EXERCISE GOAL:
Please transcribe the listing below in full and word for word, without its pictures.

◆ ◆ ◆ ◆ ◆

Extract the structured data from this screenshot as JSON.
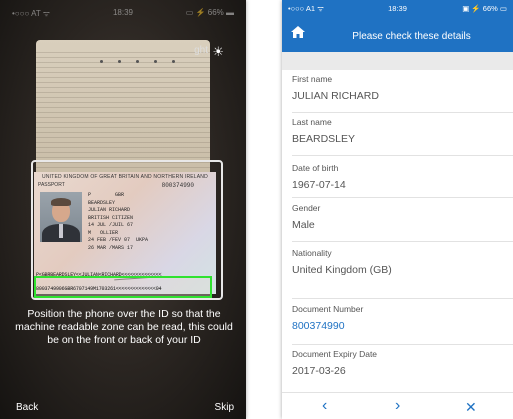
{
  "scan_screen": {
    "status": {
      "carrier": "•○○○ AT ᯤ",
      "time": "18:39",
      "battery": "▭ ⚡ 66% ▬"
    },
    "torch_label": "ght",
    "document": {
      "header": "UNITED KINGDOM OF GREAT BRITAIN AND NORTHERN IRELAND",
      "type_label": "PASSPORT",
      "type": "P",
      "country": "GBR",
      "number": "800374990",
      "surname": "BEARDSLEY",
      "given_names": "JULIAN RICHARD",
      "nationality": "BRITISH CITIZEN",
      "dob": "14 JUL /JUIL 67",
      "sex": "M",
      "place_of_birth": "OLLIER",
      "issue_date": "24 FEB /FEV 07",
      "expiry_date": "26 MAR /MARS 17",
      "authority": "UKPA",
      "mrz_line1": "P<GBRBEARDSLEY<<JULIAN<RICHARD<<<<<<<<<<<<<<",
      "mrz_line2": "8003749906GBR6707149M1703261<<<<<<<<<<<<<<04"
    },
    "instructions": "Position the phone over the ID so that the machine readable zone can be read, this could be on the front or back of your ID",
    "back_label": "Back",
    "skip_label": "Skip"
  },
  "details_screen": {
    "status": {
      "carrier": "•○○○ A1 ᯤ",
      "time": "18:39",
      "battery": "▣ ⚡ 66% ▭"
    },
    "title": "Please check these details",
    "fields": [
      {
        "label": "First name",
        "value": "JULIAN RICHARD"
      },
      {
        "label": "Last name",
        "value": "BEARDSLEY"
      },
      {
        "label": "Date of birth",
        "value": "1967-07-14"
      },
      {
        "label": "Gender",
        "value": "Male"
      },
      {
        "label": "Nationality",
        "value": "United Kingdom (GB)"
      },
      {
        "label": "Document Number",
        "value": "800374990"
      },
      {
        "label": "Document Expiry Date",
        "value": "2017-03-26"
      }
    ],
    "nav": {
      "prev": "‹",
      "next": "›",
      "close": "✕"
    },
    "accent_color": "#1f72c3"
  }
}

◆ ◆ ◆ ◆ ◆

OUTPUT FOR THIS TASK:
Extract the structured data from this screenshot as JSON.
{
  "scan_screen": {
    "status": {
      "carrier": "•○○○ AT ᯤ",
      "time": "18:39",
      "battery": "▭ ⚡ 66% ▬"
    },
    "torch_label": "ght",
    "document": {
      "header": "UNITED KINGDOM OF GREAT BRITAIN AND NORTHERN IRELAND",
      "type_label": "PASSPORT",
      "type": "P",
      "country": "GBR",
      "number": "800374990",
      "surname": "BEARDSLEY",
      "given_names": "JULIAN RICHARD",
      "nationality": "BRITISH CITIZEN",
      "dob": "14 JUL /JUIL 67",
      "sex": "M",
      "place_of_birth": "OLLIER",
      "issue_date": "24 FEB /FEV 07",
      "expiry_date": "26 MAR /MARS 17",
      "authority": "UKPA",
      "mrz_line1": "P<GBRBEARDSLEY<<JULIAN<RICHARD<<<<<<<<<<<<<<",
      "mrz_line2": "8003749906GBR6707149M1703261<<<<<<<<<<<<<<04"
    },
    "instructions": "Position the phone over the ID so that the machine readable zone can be read, this could be on the front or back of your ID",
    "back_label": "Back",
    "skip_label": "Skip"
  },
  "details_screen": {
    "status": {
      "carrier": "•○○○ A1 ᯤ",
      "time": "18:39",
      "battery": "▣ ⚡ 66% ▭"
    },
    "title": "Please check these details",
    "fields": [
      {
        "label": "First name",
        "value": "JULIAN RICHARD"
      },
      {
        "label": "Last name",
        "value": "BEARDSLEY"
      },
      {
        "label": "Date of birth",
        "value": "1967-07-14"
      },
      {
        "label": "Gender",
        "value": "Male"
      },
      {
        "label": "Nationality",
        "value": "United Kingdom (GB)"
      },
      {
        "label": "Document Number",
        "value": "800374990"
      },
      {
        "label": "Document Expiry Date",
        "value": "2017-03-26"
      }
    ],
    "nav": {
      "prev": "‹",
      "next": "›",
      "close": "✕"
    },
    "accent_color": "#1f72c3"
  }
}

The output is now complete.